Start
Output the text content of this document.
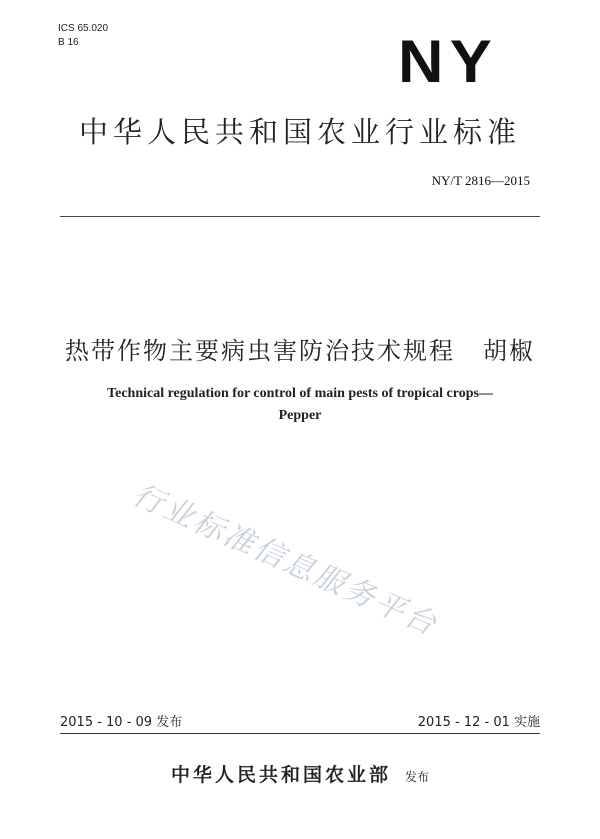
ICS 65.020
B 16	NY
中华人民共和国农业行业标准
NY/T 2816—2015
热带作物主要病虫害防治技术规程 胡椒
Technical regulation for control of main pests of tropical crops—
Pepper
行业标准信息服务平台
2015 - 10 - 09 发布	2015 - 12 - 01 实施
中华人民共和国农业部 发布
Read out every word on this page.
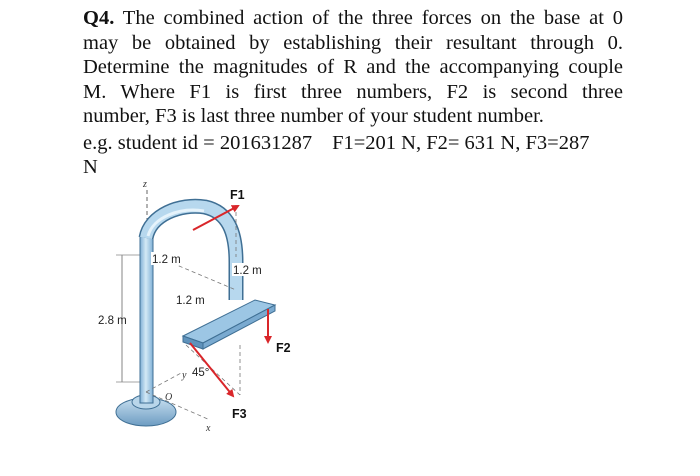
Q4. The combined action of the three forces on the base at 0
may be obtained by establishing their resultant through 0.
Determine the magnitudes of R and the accompanying couple
M. Where F1 is first three numbers, F2 is second three
number, F3 is last three number of your student number.
e.g. student id = 201631287 F1=201 N, F2= 631 N, F3=287
N
z
2.8 m
1.2 m
1.2 m
1.2 m
F1
F2
F3
45°
y
x
O
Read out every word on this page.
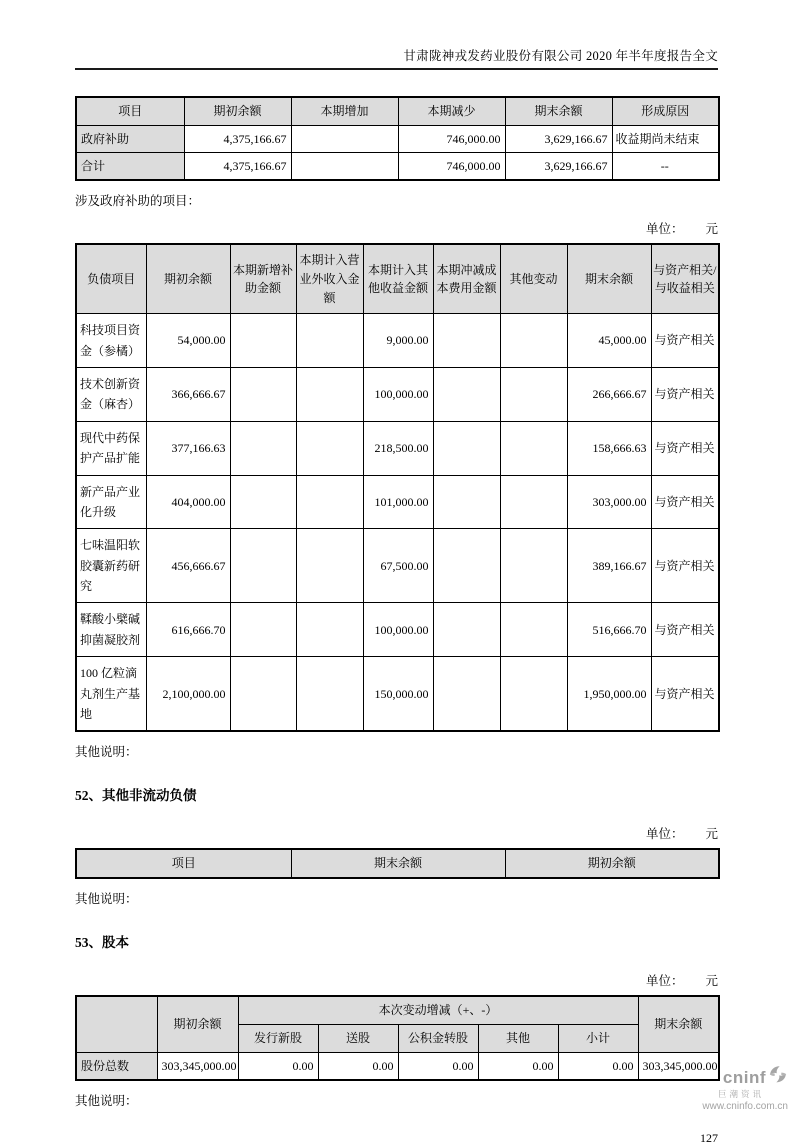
甘肃陇神戎发药业股份有限公司 2020 年半年度报告全文
项目	期初余额	本期增加	本期减少	期末余额	形成原因
政府补助	4,375,166.67		746,000.00	3,629,166.67	收益期尚未结束
合计	4,375,166.67		746,000.00	3,629,166.67	--
涉及政府补助的项目：
单位： 元
负债项目	期初余额	本期新增补助金额	本期计入营业外收入金额	本期计入其他收益金额	本期冲减成本费用金额	其他变动	期末余额	与资产相关/与收益相关
科技项目资金（参橘）	54,000.00			9,000.00			45,000.00	与资产相关
技术创新资金（麻杏）	366,666.67			100,000.00			266,666.67	与资产相关
现代中药保护产品扩能	377,166.63			218,500.00			158,666.63	与资产相关
新产品产业化升级	404,000.00			101,000.00			303,000.00	与资产相关
七味温阳软胶囊新药研究	456,666.67			67,500.00			389,166.67	与资产相关
鞣酸小檗碱抑菌凝胶剂	616,666.70			100,000.00			516,666.70	与资产相关
100 亿粒滴丸剂生产基地	2,100,000.00			150,000.00			1,950,000.00	与资产相关
其他说明：
52、其他非流动负债
单位： 元
项目	期末余额	期初余额
其他说明：
53、股本
单位： 元
	期初余额	本次变动增减（+、-）					期末余额
		发行新股	送股	公积金转股	其他	小计	
股份总数	303,345,000.00	0.00	0.00	0.00	0.00	0.00	303,345,000.00
其他说明：
127
cninf
巨潮资讯
www.cninfo.com.cn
End
### Exercise description
From the entries above, pull out each line that includes "期初余额".

### Response below
项目	期初余额	本期增加	本期减少	期末余额	形成原因
负债项目	期初余额	本期新增补助金额	本期计入营业外收入金额	本期计入其他收益金额	本期冲减成本费用金额	其他变动	期末余额	与资产相关/与收益相关
项目	期末余额	期初余额
	期初余额	本次变动增减（+、-）					期末余额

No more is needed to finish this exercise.